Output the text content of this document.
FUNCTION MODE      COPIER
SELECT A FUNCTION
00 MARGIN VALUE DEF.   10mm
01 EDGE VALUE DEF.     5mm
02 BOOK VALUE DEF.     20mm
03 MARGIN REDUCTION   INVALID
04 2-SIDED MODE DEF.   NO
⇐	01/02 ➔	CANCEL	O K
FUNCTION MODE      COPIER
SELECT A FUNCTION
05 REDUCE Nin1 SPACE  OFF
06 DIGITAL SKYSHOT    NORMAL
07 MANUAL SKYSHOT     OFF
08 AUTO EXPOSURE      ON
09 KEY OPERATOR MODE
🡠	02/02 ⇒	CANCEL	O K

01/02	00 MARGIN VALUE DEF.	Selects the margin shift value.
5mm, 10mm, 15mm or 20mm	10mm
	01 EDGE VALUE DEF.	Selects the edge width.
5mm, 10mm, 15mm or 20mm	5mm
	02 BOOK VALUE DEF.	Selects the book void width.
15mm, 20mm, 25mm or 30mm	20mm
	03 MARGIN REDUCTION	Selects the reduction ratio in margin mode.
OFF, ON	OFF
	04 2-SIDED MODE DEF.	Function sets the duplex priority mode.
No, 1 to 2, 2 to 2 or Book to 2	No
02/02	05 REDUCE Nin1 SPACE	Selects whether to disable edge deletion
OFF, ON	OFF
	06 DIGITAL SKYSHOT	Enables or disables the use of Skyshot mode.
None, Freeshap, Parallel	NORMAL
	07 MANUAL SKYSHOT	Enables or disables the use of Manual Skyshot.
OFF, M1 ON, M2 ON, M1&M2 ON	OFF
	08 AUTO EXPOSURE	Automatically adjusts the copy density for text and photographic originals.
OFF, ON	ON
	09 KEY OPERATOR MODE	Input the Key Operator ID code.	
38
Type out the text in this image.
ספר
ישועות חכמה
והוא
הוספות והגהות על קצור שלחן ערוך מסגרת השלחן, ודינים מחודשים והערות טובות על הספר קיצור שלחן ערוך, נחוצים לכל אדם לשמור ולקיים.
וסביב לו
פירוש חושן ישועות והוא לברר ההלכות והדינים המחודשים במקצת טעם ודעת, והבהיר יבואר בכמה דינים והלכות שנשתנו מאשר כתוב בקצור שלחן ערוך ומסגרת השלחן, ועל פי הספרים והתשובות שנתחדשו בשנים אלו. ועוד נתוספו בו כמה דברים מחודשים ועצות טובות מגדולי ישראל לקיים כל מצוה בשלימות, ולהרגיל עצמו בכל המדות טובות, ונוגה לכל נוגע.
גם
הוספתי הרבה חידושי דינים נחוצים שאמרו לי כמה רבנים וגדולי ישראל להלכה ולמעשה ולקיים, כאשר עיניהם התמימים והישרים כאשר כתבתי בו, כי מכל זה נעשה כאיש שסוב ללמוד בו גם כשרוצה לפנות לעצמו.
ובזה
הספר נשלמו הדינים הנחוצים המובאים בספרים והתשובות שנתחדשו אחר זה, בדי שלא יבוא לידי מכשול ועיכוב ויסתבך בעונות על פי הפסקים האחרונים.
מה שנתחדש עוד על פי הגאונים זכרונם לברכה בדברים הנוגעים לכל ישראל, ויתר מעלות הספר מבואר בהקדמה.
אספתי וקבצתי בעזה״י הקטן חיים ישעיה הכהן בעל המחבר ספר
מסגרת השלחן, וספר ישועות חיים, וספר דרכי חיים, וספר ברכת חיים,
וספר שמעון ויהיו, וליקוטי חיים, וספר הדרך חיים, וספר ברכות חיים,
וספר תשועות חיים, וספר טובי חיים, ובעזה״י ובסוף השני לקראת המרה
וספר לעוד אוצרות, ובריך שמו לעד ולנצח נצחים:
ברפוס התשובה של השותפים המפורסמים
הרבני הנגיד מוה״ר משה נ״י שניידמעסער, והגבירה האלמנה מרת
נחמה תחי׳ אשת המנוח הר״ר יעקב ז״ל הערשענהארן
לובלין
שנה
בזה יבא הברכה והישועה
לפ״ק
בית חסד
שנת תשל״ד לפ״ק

========

_DO THIS_
From the listing, copy each line containing the word "ישראל".

_FINISHED TASK_
פירוש חושן ישועות והוא לברר ההלכות והדינים המחודשים במקצת טעם ודעת, והבהיר יבואר בכמה דינים והלכות שנשתנו מאשר כתוב בקצור שלחן ערוך ומסגרת השלחן, ועל פי הספרים והתשובות שנתחדשו בשנים אלו. ועוד נתוספו בו כמה דברים מחודשים ועצות טובות מגדולי ישראל לקיים כל מצוה בשלימות, ולהרגיל עצמו בכל המדות טובות, ונוגה לכל נוגע.
הוספתי הרבה חידושי דינים נחוצים שאמרו לי כמה רבנים וגדולי ישראל להלכה ולמעשה ולקיים, כאשר עיניהם התמימים והישרים כאשר כתבתי בו, כי מכל זה נעשה כאיש שסוב ללמוד בו גם כשרוצה לפנות לעצמו.
מה שנתחדש עוד על פי הגאונים זכרונם לברכה בדברים הנוגעים לכל ישראל, ויתר מעלות הספר מבואר בהקדמה.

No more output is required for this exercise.